Stated goal: Tally the lines that contain the string "Forchlorfenuron" and state that total without comment.

Records for the exercise:
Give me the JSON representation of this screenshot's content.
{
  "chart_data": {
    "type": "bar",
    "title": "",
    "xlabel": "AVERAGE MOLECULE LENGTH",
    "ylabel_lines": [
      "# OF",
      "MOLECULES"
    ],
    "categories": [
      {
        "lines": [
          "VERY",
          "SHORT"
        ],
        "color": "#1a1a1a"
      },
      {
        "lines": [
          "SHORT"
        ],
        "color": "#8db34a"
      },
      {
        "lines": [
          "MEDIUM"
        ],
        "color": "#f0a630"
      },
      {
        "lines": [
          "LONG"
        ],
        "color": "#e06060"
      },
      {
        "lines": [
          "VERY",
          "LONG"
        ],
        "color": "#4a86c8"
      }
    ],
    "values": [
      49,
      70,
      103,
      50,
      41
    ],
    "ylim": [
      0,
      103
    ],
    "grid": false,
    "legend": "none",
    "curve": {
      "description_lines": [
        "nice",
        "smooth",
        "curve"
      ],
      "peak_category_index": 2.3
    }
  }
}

...

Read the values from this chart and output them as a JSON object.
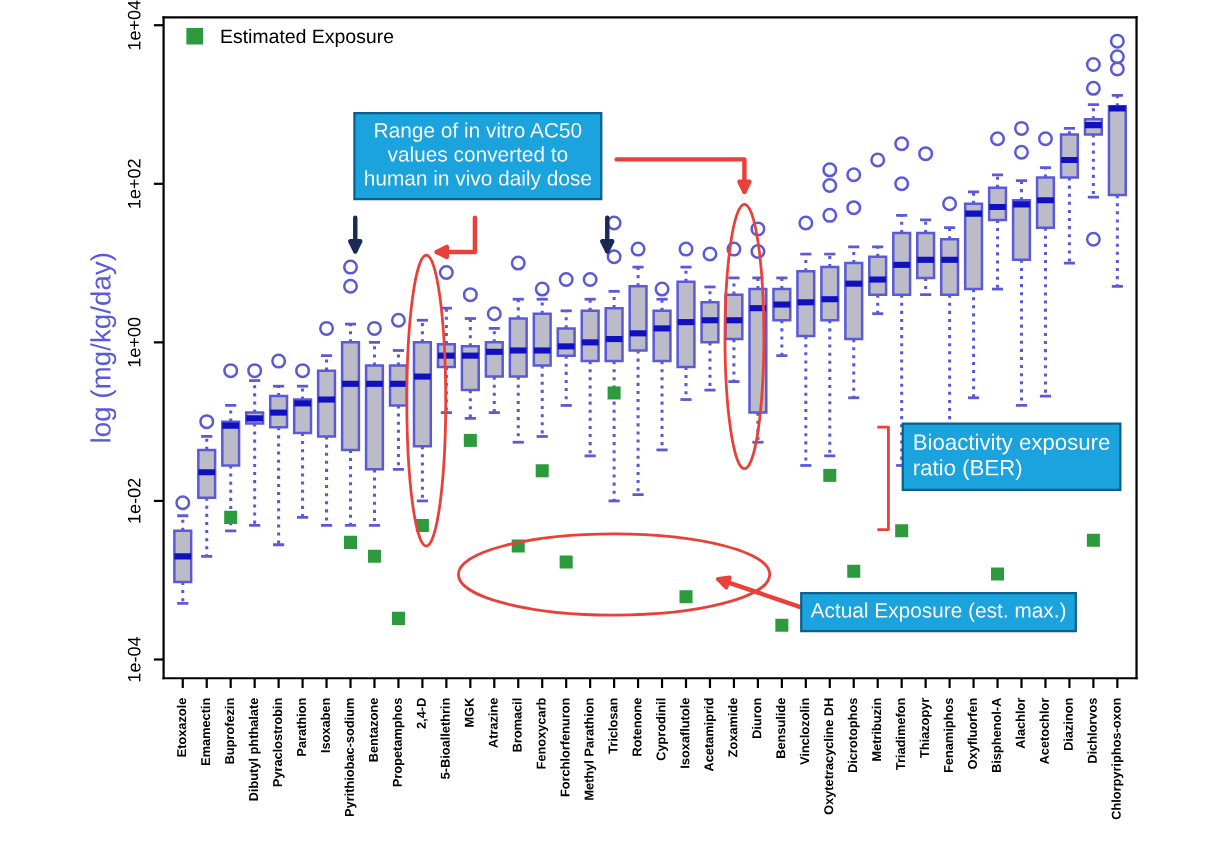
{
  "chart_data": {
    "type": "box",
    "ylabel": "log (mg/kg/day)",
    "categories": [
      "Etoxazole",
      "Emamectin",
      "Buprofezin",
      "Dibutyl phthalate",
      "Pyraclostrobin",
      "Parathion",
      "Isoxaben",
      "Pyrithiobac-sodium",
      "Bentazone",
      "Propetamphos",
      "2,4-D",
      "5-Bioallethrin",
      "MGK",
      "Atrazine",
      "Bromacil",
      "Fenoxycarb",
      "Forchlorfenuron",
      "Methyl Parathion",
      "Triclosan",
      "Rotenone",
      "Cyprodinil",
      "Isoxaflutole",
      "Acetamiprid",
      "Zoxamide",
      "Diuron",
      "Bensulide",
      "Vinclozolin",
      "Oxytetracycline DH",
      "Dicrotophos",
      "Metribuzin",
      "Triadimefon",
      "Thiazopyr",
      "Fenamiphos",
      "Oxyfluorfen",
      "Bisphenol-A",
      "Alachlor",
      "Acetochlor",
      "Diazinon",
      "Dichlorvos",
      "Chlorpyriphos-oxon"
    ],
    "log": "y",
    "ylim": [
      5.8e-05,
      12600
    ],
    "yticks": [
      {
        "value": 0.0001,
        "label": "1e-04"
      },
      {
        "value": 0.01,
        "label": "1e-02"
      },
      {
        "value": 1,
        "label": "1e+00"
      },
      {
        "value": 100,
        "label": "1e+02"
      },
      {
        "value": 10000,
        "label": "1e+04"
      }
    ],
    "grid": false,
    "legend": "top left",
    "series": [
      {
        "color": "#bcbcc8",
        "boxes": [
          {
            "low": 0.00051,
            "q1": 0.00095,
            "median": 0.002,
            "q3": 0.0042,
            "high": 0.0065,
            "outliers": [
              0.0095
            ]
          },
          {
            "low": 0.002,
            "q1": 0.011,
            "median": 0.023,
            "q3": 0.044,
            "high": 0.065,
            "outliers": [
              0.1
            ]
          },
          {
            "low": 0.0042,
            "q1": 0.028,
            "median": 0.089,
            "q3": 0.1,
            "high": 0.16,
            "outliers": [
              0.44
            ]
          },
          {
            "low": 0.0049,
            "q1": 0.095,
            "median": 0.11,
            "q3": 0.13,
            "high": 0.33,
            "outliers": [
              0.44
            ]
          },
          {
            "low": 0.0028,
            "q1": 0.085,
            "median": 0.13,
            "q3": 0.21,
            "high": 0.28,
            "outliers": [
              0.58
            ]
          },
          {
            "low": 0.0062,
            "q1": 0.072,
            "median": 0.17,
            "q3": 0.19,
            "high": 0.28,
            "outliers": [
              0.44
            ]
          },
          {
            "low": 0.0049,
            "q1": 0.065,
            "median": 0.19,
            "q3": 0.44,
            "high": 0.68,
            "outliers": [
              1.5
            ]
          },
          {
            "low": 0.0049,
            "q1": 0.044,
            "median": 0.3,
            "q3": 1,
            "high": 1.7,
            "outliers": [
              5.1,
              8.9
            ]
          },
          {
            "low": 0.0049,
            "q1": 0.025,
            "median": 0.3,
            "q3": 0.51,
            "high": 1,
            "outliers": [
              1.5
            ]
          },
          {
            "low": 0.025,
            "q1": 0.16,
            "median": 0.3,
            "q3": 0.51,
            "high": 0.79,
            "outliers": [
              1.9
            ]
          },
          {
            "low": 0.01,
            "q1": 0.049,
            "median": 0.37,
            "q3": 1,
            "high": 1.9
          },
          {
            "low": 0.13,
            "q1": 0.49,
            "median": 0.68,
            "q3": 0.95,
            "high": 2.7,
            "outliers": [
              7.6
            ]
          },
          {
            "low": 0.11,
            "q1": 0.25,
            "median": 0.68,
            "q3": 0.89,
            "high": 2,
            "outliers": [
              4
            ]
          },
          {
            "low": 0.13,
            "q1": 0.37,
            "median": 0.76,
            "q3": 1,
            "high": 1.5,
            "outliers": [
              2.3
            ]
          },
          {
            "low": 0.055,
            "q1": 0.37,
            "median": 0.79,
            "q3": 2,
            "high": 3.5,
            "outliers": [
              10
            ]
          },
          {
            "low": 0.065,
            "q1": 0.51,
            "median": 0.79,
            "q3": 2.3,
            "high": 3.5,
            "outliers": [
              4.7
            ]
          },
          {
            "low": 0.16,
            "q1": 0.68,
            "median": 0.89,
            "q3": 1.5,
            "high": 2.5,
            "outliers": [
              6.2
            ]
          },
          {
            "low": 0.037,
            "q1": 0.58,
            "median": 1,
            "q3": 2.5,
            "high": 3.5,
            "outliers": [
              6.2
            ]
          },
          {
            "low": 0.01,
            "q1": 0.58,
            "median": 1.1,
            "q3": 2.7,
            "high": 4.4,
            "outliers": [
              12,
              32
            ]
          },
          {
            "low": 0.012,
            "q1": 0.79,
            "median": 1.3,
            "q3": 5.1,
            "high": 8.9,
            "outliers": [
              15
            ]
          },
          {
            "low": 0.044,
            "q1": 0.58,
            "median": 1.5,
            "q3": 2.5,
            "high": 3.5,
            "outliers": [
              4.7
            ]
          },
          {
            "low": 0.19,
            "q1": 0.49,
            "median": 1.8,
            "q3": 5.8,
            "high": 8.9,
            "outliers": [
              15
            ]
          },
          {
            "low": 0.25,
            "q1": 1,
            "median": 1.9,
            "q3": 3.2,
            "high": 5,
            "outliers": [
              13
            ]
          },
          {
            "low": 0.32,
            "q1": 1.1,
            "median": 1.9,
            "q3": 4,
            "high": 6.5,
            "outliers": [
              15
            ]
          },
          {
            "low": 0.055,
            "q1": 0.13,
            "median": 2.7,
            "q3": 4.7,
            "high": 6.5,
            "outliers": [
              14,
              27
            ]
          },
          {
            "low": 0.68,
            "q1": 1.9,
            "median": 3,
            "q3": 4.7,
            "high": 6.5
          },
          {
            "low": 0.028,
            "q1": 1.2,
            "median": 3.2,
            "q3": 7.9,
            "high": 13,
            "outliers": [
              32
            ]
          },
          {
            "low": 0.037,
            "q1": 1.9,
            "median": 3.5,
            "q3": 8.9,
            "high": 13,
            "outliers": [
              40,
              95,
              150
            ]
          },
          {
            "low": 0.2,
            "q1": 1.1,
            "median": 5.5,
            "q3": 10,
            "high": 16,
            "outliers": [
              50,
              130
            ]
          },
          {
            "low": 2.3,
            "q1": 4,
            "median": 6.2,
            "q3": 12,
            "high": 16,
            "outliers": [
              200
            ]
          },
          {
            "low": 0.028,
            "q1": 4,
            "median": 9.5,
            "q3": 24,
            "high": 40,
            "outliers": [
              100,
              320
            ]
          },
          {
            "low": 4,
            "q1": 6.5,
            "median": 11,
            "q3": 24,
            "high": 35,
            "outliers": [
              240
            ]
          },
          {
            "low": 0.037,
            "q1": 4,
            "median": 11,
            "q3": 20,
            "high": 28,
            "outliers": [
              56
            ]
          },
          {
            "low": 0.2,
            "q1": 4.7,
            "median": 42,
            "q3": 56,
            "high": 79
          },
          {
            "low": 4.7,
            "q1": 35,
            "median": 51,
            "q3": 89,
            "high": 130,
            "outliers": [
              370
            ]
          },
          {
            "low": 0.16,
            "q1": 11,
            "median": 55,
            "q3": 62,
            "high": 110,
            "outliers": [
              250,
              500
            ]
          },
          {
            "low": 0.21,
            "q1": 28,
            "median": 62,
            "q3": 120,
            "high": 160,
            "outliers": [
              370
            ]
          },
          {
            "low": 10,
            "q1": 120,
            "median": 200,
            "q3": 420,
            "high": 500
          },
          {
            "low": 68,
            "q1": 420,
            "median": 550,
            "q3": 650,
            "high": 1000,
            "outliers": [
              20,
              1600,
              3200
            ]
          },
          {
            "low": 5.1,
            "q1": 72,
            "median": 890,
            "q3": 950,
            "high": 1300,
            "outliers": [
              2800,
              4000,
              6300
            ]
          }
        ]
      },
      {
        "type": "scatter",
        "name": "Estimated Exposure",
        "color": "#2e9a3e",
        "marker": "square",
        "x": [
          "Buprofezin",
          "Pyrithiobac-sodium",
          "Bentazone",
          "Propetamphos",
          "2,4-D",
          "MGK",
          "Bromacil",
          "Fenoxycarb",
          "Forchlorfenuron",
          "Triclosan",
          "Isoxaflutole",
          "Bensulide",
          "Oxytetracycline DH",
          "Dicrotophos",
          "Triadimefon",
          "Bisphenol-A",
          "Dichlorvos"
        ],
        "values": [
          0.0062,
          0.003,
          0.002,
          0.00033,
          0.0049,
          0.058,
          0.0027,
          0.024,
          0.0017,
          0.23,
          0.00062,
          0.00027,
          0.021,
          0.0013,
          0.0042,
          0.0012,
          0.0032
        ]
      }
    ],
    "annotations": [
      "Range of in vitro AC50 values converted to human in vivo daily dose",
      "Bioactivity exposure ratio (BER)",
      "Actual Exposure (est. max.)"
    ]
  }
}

==

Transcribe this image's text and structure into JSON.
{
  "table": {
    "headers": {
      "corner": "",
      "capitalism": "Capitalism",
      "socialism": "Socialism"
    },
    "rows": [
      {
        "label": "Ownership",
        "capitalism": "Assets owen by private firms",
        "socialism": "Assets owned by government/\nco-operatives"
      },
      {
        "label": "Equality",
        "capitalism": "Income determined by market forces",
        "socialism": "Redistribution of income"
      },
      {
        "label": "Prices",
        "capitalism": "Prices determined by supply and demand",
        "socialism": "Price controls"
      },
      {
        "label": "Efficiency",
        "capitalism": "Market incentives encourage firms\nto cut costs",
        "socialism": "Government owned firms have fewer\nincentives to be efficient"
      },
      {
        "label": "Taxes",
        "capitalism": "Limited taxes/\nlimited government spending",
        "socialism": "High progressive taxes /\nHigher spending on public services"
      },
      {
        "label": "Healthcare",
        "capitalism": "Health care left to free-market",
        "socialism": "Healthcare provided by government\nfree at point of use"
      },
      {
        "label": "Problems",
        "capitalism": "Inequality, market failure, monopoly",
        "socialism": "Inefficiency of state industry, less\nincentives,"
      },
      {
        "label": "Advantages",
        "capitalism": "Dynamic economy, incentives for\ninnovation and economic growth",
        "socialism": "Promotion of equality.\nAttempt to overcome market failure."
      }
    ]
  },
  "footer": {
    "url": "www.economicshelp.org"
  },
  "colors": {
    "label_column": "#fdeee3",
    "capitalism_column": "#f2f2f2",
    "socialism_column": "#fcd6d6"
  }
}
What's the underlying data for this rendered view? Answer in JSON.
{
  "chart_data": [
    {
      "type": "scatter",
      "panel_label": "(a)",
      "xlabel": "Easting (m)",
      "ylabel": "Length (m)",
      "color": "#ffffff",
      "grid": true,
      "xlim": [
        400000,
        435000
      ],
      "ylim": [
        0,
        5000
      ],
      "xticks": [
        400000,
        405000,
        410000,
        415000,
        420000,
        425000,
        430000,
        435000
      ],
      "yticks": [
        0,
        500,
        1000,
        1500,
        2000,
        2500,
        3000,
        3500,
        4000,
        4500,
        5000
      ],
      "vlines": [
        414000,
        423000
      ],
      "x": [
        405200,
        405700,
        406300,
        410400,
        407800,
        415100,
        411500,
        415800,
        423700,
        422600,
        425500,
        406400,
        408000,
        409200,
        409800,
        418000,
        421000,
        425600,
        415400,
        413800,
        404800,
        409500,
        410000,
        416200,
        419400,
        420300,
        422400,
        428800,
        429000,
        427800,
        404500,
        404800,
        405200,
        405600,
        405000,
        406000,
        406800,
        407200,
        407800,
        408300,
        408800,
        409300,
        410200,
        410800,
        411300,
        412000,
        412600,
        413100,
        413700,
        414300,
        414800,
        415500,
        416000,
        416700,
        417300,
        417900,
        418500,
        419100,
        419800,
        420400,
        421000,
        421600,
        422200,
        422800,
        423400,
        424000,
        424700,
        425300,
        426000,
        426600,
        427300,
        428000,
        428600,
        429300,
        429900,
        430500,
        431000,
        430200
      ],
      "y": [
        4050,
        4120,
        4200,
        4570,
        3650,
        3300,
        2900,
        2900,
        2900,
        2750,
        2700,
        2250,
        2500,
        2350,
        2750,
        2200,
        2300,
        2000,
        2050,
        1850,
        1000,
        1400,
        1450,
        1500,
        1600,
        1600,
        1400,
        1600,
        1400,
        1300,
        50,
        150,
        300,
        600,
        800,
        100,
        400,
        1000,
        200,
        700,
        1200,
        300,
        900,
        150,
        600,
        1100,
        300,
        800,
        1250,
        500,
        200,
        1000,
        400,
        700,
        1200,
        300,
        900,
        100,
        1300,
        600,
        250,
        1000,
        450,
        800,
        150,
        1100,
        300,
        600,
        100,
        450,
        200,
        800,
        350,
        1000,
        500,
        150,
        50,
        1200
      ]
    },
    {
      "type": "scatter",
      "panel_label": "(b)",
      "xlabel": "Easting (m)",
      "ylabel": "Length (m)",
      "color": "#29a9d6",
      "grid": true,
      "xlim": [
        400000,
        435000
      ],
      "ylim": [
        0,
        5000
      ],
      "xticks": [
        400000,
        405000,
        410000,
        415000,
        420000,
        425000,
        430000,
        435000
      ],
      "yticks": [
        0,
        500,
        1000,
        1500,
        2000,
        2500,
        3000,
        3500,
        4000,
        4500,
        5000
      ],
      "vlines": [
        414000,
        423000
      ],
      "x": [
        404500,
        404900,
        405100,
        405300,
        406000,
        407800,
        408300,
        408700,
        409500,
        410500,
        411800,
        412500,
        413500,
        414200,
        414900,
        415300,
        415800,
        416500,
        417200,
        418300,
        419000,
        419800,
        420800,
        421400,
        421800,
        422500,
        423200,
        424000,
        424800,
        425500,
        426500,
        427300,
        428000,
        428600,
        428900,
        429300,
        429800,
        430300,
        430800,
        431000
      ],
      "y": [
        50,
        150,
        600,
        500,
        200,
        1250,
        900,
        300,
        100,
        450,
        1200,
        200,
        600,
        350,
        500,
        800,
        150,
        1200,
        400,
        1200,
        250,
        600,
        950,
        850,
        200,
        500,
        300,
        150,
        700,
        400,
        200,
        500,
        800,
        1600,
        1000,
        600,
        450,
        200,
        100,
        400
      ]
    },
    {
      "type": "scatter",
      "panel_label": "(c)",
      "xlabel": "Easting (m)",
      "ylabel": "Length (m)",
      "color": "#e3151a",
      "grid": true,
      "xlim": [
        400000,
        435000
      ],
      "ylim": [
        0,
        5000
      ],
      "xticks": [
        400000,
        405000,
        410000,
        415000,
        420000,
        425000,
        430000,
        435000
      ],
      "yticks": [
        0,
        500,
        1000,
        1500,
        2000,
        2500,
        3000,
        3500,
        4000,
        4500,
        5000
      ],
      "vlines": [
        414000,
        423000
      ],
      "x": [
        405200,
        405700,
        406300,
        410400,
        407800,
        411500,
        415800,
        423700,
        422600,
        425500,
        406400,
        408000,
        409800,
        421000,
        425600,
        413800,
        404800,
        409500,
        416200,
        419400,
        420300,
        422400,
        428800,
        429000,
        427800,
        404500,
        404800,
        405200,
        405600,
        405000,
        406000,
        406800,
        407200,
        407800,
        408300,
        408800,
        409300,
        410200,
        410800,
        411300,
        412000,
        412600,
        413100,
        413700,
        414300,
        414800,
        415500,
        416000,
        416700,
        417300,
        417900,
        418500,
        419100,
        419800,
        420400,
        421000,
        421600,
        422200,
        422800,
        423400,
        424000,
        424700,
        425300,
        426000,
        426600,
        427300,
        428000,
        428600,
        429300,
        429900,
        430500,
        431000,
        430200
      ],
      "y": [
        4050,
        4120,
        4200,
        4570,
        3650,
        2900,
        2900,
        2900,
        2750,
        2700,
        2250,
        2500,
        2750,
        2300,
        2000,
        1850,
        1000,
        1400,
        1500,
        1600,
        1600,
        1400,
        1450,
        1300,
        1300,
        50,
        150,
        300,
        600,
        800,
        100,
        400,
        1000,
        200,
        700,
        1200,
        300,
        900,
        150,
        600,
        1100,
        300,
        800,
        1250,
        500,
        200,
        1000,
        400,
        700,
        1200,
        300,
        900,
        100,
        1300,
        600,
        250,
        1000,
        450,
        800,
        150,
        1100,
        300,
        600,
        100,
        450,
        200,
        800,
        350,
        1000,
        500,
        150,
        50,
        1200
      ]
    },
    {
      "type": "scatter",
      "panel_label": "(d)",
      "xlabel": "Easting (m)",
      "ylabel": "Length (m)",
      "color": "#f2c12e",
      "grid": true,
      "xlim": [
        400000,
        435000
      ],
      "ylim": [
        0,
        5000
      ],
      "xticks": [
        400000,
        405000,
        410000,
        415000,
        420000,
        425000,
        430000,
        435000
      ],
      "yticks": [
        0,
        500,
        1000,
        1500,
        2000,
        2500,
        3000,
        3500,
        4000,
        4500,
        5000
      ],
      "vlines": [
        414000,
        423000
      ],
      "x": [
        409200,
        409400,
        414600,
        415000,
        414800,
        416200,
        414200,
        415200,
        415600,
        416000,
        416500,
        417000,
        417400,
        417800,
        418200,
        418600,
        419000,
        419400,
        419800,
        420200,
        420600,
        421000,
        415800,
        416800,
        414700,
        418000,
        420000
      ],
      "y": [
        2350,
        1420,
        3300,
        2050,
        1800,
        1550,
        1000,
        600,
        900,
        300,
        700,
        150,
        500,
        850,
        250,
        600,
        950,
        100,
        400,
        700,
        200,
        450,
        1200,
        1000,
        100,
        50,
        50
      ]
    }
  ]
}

Answer to this problem: 2